## Your task
The records that follow are to be repeated exactly, with the pictures removed.

## Listed records
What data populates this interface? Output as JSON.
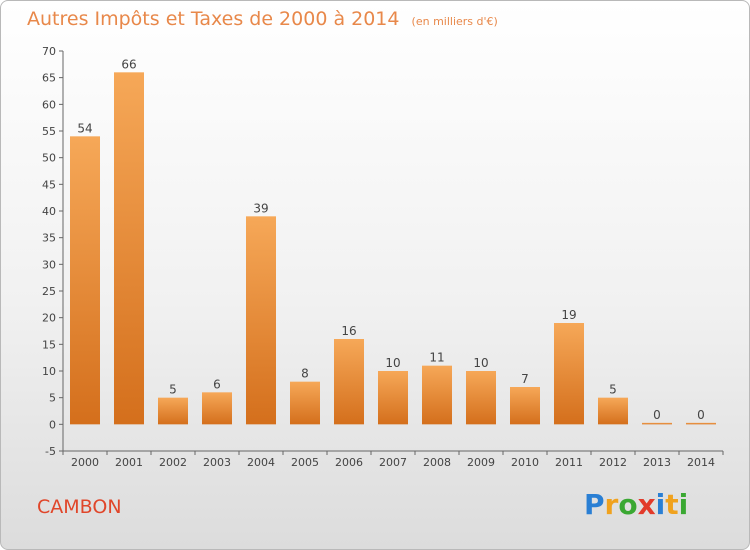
{
  "title": {
    "main": "Autres Impôts et Taxes de 2000 à 2014",
    "unit": "(en milliers d'€)"
  },
  "commune": "CAMBON",
  "brand": {
    "letters": [
      "P",
      "r",
      "o",
      "x",
      "i",
      "t",
      "i"
    ],
    "colors": [
      "#2a7fd4",
      "#f0a21e",
      "#3aa832",
      "#e23a2a",
      "#2a7fd4",
      "#f0a21e",
      "#3aa832"
    ]
  },
  "colors": {
    "title": "#e8884a",
    "commune": "#e0462a",
    "bar_top": "#f6a858",
    "bar_bottom": "#d46f1c",
    "axis_text": "#444444"
  },
  "chart_data": {
    "type": "bar",
    "categories": [
      "2000",
      "2001",
      "2002",
      "2003",
      "2004",
      "2005",
      "2006",
      "2007",
      "2008",
      "2009",
      "2010",
      "2011",
      "2012",
      "2013",
      "2014"
    ],
    "values": [
      54,
      66,
      5,
      6,
      39,
      8,
      16,
      10,
      11,
      10,
      7,
      19,
      5,
      0,
      0
    ],
    "ylim": [
      -5,
      70
    ],
    "yticks": [
      -5,
      0,
      5,
      10,
      15,
      20,
      25,
      30,
      35,
      40,
      45,
      50,
      55,
      60,
      65,
      70
    ],
    "grid": false,
    "data_labels": true
  }
}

## Output of the exercise
What data populates this interface? Output as JSON.
{
  "title": {
    "main": "Autres Impôts et Taxes de 2000 à 2014",
    "unit": "(en milliers d'€)"
  },
  "commune": "CAMBON",
  "brand": {
    "letters": [
      "P",
      "r",
      "o",
      "x",
      "i",
      "t",
      "i"
    ],
    "colors": [
      "#2a7fd4",
      "#f0a21e",
      "#3aa832",
      "#e23a2a",
      "#2a7fd4",
      "#f0a21e",
      "#3aa832"
    ]
  },
  "colors": {
    "title": "#e8884a",
    "commune": "#e0462a",
    "bar_top": "#f6a858",
    "bar_bottom": "#d46f1c",
    "axis_text": "#444444"
  },
  "chart_data": {
    "type": "bar",
    "categories": [
      "2000",
      "2001",
      "2002",
      "2003",
      "2004",
      "2005",
      "2006",
      "2007",
      "2008",
      "2009",
      "2010",
      "2011",
      "2012",
      "2013",
      "2014"
    ],
    "values": [
      54,
      66,
      5,
      6,
      39,
      8,
      16,
      10,
      11,
      10,
      7,
      19,
      5,
      0,
      0
    ],
    "ylim": [
      -5,
      70
    ],
    "yticks": [
      -5,
      0,
      5,
      10,
      15,
      20,
      25,
      30,
      35,
      40,
      45,
      50,
      55,
      60,
      65,
      70
    ],
    "grid": false,
    "data_labels": true
  }
}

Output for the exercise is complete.